The request:
Where a line of the material contains the string "peuvent", copy that line.

%%

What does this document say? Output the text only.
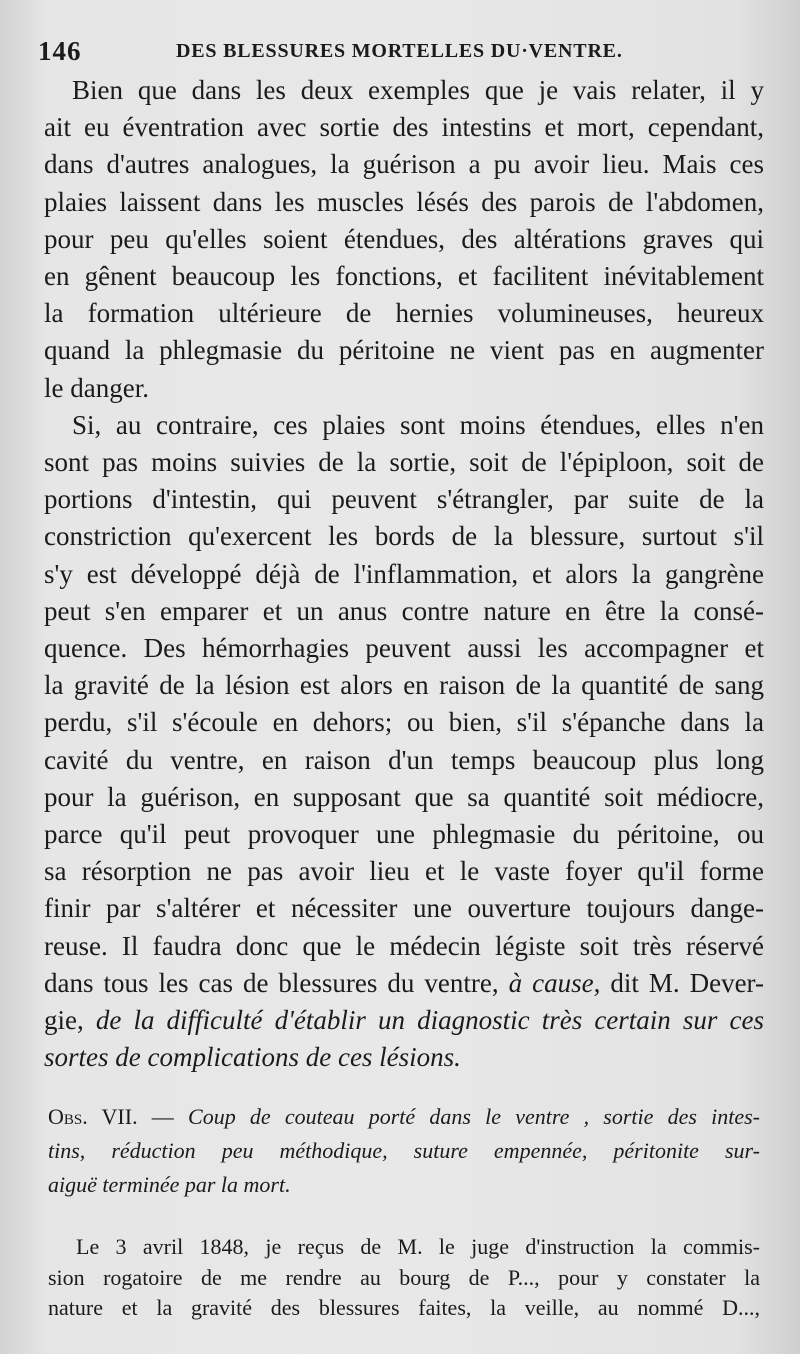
146	DES BLESSURES MORTELLES DU·VENTRE.
Bien que dans les deux exemples que je vais relater, il y
ait eu éventration avec sortie des intestins et mort, cependant,
dans d'autres analogues, la guérison a pu avoir lieu. Mais ces
plaies laissent dans les muscles lésés des parois de l'abdomen,
pour peu qu'elles soient étendues, des altérations graves qui
en gênent beaucoup les fonctions, et facilitent inévitablement
la formation ultérieure de hernies volumineuses, heureux
quand la phlegmasie du péritoine ne vient pas en augmenter
le danger.
Si, au contraire, ces plaies sont moins étendues, elles n'en
sont pas moins suivies de la sortie, soit de l'épiploon, soit de
portions d'intestin, qui peuvent s'étrangler, par suite de la
constriction qu'exercent les bords de la blessure, surtout s'il
s'y est développé déjà de l'inflammation, et alors la gangrène
peut s'en emparer et un anus contre nature en être la consé-
quence. Des hémorrhagies peuvent aussi les accompagner et
la gravité de la lésion est alors en raison de la quantité de sang
perdu, s'il s'écoule en dehors; ou bien, s'il s'épanche dans la
cavité du ventre, en raison d'un temps beaucoup plus long
pour la guérison, en supposant que sa quantité soit médiocre,
parce qu'il peut provoquer une phlegmasie du péritoine, ou
sa résorption ne pas avoir lieu et le vaste foyer qu'il forme
finir par s'altérer et nécessiter une ouverture toujours dange-
reuse. Il faudra donc que le médecin légiste soit très réservé
dans tous les cas de blessures du ventre, à cause, dit M. Dever-
gie, de la difficulté d'établir un diagnostic très certain sur ces
sortes de complications de ces lésions.
Obs. VII. — Coup de couteau porté dans le ventre , sortie des intes-
tins, réduction peu méthodique, suture empennée, péritonite sur-
aiguë terminée par la mort.
Le 3 avril 1848, je reçus de M. le juge d'instruction la commis-
sion rogatoire de me rendre au bourg de P..., pour y constater la
nature et la gravité des blessures faites, la veille, au nommé D...,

%%

The answer:
portions d'intestin, qui peuvent s'étrangler, par suite de la
quence. Des hémorrhagies peuvent aussi les accompagner et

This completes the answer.